*Short task*:
Check every line of the entries below for the word "третьего", and copy the ones that have it.

*Data provided*:

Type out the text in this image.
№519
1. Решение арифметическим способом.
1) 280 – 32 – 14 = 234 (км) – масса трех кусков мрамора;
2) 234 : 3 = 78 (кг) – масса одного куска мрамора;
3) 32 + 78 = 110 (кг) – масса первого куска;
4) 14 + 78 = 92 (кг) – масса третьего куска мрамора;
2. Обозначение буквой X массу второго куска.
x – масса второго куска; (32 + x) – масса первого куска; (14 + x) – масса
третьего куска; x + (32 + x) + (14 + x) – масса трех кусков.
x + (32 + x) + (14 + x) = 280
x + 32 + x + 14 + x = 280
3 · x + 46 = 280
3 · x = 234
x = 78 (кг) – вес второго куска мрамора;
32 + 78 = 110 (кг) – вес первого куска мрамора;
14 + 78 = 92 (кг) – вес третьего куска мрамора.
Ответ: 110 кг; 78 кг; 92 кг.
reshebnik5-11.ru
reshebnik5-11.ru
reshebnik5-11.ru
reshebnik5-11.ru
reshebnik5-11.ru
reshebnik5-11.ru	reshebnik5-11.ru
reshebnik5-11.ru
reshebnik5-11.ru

*Result of the exercise*:
4) 14 + 78 = 92 (кг) – масса третьего куска мрамора;
третьего куска; x + (32 + x) + (14 + x) – масса трех кусков.
14 + 78 = 92 (кг) – вес третьего куска мрамора.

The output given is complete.